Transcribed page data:
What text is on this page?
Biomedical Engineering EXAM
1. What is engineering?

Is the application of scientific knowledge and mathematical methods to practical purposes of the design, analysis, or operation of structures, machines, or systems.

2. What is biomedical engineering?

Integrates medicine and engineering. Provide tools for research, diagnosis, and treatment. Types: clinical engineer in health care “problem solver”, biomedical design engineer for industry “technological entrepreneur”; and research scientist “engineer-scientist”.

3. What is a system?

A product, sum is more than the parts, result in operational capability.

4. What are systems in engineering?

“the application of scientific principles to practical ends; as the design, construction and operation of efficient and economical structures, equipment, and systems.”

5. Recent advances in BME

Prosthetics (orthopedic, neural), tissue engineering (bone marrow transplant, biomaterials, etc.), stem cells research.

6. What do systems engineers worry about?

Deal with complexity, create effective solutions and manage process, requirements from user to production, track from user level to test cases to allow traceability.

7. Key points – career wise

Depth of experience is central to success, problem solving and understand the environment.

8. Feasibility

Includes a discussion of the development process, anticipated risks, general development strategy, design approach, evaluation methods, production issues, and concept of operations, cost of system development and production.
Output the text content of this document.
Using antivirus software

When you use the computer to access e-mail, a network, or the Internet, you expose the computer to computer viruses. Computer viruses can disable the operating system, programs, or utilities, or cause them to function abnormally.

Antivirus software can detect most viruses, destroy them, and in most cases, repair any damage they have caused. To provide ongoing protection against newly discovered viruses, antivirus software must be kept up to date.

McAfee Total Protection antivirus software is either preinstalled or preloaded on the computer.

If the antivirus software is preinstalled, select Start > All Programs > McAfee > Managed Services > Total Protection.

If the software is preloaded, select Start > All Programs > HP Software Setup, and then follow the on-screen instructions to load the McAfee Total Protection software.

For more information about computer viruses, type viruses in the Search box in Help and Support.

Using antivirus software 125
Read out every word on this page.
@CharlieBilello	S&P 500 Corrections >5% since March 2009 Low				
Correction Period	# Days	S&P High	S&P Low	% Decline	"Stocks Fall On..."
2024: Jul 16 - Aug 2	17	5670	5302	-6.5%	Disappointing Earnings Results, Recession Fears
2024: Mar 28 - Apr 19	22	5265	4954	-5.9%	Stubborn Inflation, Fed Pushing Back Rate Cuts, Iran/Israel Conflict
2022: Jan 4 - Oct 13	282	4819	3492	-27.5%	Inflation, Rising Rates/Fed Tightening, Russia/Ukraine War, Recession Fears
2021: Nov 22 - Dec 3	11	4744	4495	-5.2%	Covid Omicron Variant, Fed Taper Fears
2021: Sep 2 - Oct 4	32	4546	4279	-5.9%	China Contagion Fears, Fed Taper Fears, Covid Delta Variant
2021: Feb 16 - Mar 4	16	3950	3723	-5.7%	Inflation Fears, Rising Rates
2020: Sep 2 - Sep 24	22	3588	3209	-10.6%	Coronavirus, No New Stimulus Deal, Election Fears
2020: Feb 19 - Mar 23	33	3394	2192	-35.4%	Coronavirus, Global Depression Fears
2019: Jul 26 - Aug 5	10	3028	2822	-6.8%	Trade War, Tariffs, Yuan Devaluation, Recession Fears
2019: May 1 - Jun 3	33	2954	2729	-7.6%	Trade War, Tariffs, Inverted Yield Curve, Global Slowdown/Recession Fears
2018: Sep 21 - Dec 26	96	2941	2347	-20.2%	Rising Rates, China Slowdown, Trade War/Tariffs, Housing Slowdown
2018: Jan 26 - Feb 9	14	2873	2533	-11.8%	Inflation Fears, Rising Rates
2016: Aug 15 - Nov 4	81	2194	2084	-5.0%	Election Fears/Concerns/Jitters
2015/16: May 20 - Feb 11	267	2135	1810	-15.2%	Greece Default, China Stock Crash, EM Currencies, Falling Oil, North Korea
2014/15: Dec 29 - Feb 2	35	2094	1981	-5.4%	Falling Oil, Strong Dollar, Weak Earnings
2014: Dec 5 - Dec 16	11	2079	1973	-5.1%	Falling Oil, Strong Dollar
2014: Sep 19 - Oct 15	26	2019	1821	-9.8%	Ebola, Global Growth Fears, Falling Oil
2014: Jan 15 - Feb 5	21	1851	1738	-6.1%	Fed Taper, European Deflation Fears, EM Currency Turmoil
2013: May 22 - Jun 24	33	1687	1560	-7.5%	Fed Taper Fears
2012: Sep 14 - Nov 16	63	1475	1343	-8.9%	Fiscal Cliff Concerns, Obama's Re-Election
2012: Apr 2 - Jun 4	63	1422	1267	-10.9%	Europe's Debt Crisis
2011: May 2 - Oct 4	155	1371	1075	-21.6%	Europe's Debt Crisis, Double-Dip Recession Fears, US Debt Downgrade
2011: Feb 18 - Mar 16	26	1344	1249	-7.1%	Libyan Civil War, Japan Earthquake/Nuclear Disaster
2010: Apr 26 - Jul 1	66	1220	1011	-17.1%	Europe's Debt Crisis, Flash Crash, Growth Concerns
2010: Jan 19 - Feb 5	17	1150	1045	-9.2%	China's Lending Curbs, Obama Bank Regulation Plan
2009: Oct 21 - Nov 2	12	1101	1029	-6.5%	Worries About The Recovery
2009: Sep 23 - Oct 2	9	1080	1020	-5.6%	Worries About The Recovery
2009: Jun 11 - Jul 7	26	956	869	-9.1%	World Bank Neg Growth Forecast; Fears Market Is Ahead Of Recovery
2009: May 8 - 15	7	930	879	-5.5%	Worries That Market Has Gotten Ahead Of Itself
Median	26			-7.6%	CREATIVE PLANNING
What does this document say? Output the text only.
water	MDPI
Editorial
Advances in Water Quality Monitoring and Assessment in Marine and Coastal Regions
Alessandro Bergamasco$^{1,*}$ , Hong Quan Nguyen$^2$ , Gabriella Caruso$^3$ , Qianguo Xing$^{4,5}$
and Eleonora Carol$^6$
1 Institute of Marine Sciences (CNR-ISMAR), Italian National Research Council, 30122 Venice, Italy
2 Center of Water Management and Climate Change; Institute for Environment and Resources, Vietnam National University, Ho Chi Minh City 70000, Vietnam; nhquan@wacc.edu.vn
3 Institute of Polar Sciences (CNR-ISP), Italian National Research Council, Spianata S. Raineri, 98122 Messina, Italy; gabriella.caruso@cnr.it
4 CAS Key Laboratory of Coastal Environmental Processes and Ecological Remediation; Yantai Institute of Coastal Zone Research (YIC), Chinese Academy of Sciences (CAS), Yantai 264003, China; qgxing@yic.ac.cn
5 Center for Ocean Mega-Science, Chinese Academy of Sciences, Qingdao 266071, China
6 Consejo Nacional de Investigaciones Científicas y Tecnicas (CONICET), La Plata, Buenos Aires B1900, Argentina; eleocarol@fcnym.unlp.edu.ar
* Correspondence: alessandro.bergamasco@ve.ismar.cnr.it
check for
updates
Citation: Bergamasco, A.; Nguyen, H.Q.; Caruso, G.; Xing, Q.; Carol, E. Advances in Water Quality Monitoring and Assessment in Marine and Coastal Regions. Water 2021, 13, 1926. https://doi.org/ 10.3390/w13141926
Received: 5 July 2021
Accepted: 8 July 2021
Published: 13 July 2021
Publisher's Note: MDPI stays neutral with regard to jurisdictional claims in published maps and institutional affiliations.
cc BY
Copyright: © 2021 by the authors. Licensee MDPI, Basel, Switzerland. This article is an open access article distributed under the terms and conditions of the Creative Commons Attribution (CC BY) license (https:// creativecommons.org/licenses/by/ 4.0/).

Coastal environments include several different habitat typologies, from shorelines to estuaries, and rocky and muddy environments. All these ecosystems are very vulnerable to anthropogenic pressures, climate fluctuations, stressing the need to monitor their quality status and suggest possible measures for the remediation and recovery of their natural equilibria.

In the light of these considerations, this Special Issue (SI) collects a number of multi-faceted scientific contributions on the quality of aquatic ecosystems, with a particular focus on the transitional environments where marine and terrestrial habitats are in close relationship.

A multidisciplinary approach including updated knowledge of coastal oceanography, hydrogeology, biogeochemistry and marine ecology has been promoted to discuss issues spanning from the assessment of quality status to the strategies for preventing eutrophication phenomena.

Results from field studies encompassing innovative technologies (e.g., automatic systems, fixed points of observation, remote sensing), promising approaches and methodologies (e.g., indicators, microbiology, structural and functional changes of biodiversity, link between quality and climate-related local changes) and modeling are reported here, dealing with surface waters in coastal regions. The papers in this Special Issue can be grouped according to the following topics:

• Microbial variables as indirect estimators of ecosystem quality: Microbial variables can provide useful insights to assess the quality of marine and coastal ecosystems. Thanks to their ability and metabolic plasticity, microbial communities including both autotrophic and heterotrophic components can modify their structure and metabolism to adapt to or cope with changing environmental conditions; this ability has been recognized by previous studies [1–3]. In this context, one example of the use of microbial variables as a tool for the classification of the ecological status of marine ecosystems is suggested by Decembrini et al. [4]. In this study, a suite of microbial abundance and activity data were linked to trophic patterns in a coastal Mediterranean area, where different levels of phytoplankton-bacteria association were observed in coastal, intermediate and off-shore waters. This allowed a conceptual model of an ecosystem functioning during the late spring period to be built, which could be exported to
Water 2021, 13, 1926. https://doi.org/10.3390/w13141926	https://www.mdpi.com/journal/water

Task prompt:
Only the count belongs in your answer, so please work out how many lines of the data contain "Council".

Answer space:
2